(DIRECTIONS):
Read the entries below and pull out each line with the string "JSON".

================================

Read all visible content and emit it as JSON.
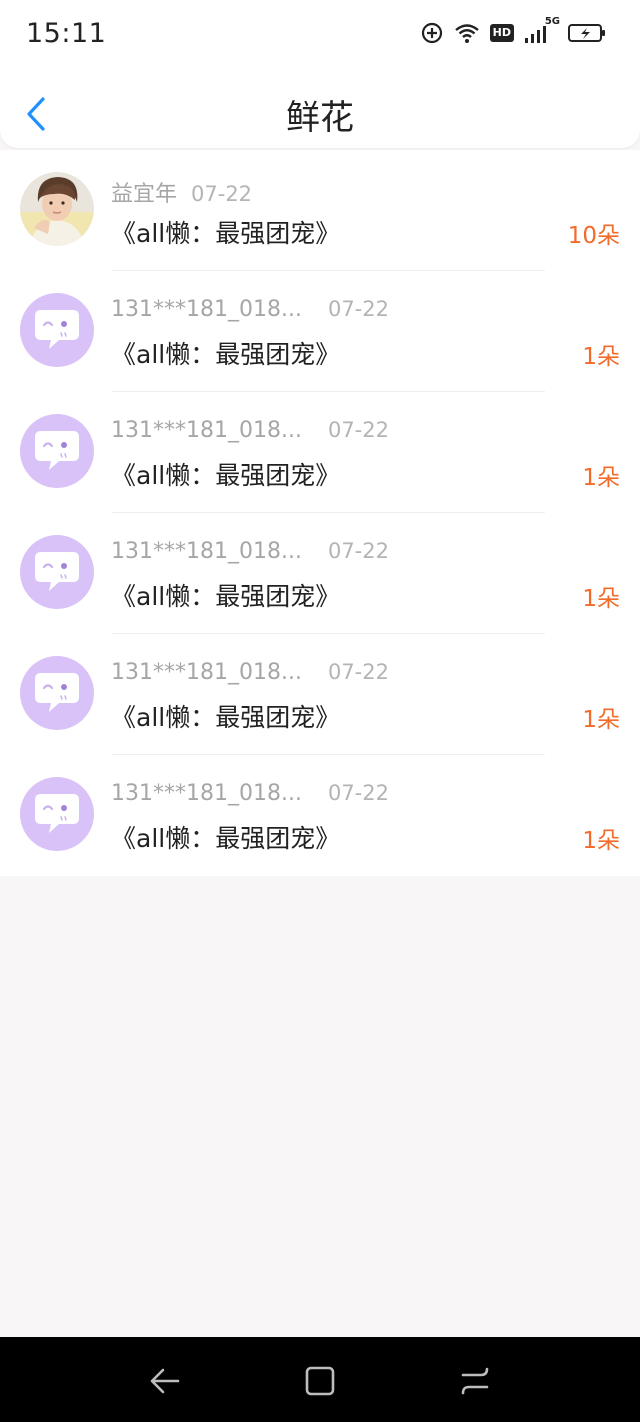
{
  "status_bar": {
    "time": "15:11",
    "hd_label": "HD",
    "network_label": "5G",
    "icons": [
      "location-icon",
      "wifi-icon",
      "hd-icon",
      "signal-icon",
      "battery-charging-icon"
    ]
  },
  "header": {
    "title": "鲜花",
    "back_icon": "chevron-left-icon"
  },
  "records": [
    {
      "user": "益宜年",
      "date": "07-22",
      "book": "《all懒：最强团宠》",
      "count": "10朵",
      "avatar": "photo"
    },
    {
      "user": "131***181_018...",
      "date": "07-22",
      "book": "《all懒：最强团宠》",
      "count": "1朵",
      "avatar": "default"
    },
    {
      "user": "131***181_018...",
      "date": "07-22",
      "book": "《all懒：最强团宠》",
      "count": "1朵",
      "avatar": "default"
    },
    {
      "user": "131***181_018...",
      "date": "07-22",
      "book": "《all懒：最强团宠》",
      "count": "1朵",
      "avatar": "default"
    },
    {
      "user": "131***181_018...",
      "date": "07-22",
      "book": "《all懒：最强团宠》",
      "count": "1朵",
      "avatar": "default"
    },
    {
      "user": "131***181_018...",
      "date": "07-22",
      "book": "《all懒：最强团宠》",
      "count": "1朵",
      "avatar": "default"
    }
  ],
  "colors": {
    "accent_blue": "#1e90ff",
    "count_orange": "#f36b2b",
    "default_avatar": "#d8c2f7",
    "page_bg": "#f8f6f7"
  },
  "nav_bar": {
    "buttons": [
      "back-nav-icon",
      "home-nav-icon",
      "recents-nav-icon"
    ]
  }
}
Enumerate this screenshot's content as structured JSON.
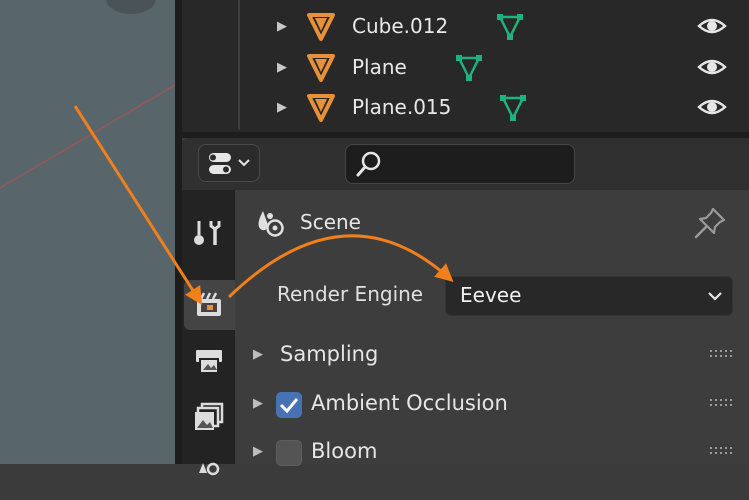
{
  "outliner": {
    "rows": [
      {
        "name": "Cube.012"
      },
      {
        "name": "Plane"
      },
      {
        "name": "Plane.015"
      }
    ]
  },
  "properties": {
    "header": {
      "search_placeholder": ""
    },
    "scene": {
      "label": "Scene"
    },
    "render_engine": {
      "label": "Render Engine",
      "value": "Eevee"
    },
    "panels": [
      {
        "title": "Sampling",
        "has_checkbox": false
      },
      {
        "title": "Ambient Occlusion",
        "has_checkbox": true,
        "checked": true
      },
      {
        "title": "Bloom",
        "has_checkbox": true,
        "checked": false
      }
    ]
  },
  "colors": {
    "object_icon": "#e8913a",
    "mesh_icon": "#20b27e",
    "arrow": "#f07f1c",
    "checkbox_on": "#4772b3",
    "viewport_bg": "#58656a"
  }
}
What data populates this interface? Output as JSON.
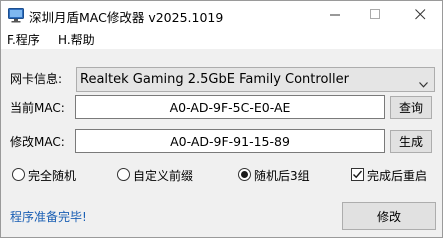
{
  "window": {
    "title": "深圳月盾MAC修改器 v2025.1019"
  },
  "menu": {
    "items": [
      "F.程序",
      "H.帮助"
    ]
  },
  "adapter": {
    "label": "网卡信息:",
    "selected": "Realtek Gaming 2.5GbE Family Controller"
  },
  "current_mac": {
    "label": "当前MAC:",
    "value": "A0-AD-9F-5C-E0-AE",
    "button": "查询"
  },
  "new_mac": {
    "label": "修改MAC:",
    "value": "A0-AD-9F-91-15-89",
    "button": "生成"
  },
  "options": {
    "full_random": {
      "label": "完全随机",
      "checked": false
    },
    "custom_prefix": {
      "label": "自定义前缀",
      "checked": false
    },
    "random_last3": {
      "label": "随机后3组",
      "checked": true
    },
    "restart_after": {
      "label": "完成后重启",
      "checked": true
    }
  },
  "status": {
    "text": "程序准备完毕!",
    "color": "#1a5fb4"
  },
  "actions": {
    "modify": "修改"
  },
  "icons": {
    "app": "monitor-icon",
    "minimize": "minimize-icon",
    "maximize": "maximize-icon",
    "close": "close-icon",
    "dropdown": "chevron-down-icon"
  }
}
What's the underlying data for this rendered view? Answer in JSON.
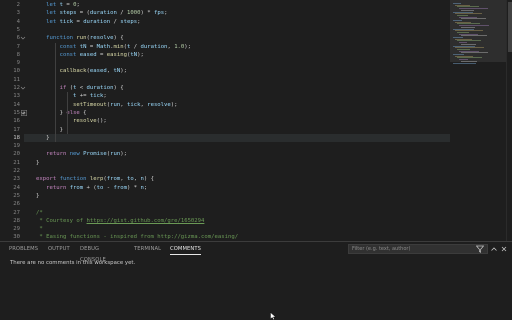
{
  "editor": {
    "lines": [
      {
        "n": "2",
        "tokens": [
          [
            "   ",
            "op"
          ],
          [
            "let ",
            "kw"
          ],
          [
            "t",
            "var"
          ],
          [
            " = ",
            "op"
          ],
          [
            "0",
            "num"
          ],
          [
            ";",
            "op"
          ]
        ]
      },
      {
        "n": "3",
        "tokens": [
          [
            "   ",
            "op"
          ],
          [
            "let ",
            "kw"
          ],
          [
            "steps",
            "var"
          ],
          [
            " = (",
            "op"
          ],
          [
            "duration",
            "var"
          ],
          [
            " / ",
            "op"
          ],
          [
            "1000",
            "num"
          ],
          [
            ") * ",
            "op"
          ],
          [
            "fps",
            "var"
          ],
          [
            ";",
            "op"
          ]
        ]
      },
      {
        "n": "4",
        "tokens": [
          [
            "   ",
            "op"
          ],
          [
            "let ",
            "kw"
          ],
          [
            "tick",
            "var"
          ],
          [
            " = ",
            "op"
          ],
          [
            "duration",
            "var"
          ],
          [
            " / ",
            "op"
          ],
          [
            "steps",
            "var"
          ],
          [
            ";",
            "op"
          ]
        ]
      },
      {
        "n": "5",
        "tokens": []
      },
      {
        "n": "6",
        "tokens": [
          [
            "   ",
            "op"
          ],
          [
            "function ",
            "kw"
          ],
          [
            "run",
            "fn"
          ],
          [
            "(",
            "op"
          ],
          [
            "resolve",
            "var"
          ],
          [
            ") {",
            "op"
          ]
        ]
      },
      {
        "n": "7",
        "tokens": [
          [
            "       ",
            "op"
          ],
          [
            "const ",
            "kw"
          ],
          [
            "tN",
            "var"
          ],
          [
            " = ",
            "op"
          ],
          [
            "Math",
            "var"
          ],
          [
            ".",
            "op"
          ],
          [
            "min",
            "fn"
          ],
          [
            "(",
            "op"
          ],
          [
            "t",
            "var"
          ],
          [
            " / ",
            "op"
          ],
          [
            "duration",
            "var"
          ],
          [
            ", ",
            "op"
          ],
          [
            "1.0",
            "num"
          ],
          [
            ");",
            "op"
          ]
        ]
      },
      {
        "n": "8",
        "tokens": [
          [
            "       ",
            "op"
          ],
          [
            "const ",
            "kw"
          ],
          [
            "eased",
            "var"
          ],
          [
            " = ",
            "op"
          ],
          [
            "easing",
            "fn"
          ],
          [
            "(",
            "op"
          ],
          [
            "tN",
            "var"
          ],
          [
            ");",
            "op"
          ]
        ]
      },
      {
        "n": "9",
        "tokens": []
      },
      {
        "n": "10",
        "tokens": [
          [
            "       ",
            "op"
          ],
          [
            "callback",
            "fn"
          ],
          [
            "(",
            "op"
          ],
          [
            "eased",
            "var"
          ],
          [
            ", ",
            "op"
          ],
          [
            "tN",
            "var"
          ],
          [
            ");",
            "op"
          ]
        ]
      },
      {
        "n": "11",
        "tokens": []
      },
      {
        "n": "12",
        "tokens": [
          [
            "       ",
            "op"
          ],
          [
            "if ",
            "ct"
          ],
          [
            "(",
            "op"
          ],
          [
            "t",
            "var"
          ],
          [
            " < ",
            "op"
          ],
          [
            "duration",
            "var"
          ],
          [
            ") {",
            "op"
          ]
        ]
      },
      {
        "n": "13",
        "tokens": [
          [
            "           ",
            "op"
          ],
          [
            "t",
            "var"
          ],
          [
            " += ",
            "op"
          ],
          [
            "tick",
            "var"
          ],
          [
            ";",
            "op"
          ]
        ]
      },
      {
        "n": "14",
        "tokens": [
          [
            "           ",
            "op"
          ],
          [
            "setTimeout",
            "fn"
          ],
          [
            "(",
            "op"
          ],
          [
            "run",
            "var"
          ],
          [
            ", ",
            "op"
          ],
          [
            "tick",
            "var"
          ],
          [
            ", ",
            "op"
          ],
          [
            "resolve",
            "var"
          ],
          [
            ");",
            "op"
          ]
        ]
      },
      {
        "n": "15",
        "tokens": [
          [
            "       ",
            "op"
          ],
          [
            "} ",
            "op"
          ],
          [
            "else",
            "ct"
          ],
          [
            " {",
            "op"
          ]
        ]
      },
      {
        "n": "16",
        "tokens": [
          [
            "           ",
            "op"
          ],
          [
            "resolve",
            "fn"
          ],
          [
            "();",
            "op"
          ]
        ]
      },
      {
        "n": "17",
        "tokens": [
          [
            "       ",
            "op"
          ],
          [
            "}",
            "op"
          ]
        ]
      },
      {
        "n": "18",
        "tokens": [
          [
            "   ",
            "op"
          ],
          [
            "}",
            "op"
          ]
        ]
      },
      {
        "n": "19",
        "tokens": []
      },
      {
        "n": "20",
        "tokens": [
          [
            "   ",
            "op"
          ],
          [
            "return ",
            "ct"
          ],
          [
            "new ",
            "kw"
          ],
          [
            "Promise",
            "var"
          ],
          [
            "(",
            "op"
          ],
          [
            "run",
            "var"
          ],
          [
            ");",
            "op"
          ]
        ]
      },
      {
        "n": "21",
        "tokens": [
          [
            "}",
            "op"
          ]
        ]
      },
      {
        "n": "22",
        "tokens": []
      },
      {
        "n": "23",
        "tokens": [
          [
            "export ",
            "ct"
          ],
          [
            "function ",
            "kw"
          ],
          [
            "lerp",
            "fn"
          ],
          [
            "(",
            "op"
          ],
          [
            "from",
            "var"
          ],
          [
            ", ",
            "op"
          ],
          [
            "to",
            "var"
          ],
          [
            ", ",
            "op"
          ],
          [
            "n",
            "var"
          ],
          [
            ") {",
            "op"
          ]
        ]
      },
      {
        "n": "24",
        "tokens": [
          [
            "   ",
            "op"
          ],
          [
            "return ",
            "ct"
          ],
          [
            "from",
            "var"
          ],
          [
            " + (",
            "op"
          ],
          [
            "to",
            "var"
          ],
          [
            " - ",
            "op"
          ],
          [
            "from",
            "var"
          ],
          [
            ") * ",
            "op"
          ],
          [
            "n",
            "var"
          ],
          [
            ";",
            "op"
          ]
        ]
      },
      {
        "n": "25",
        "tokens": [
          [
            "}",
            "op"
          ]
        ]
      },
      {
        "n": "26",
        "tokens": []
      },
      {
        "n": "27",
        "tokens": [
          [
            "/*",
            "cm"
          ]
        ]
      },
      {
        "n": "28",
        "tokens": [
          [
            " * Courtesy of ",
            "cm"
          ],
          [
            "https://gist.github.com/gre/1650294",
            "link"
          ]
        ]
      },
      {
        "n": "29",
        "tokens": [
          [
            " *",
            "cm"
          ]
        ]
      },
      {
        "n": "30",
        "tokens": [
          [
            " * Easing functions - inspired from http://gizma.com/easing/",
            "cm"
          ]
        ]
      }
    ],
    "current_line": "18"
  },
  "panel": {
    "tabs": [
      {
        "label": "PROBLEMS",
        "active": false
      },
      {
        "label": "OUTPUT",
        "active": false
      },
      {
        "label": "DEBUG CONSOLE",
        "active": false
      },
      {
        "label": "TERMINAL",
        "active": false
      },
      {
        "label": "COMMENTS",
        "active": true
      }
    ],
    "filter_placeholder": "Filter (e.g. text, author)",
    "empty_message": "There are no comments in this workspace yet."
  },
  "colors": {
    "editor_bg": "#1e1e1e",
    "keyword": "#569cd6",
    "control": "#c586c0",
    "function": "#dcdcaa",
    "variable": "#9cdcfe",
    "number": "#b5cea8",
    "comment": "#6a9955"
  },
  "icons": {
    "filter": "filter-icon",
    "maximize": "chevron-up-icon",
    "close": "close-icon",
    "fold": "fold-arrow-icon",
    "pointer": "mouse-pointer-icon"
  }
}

================================

(WRITTEN SOLUTION):
Read all visible content and emit it as JSON.
Enumerate this screenshot's content as structured JSON.
What data populates this interface? Output as JSON.
What's the underlying data for this rendered view? Answer in JSON.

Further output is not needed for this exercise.